→ Written exercise
Scan the material for the word "Nagpur", and copy each line where it shows up.

☆ ☆ ☆ ☆ ☆

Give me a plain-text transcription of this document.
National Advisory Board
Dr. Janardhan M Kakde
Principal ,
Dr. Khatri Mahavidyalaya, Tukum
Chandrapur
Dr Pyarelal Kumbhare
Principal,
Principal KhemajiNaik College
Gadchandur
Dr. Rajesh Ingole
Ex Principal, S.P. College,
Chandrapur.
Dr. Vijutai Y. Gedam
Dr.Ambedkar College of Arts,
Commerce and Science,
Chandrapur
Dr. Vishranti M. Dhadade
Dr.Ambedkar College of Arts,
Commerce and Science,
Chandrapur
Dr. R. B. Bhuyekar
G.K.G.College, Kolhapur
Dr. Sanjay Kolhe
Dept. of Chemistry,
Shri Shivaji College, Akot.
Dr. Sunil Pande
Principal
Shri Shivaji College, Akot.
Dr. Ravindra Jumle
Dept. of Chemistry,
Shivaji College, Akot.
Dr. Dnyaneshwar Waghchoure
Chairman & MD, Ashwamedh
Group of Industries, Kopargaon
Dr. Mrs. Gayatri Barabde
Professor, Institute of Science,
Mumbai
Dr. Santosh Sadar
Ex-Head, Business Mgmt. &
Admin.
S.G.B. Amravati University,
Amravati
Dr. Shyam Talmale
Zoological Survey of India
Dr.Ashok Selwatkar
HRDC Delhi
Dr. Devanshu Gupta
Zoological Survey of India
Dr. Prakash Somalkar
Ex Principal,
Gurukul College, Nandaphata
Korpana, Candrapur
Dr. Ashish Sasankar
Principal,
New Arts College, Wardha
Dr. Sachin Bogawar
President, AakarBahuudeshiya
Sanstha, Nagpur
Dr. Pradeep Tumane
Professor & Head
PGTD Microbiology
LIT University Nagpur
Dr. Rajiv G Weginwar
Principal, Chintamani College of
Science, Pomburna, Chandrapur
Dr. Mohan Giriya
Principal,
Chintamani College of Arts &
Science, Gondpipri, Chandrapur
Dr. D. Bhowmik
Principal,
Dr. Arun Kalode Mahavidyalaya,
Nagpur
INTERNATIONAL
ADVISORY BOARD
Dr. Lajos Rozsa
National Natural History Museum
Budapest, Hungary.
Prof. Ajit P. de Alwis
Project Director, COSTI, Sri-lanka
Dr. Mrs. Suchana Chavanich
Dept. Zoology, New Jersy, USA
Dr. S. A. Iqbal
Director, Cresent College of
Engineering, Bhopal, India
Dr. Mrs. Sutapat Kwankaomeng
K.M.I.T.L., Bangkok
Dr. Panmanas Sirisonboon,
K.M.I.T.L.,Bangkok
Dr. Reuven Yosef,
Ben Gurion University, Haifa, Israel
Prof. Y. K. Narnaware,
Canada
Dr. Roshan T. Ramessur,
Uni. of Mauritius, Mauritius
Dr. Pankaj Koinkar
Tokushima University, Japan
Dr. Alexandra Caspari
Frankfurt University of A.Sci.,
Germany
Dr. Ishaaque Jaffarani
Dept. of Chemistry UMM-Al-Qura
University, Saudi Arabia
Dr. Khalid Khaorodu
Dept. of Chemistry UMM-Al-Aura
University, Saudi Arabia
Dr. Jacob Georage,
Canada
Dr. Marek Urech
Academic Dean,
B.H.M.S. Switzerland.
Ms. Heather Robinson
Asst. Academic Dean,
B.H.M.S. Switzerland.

☆ ☆ ☆ ☆ ☆

→ Solution for this exercise
Sanstha, Nagpur
LIT University Nagpur
Nagpur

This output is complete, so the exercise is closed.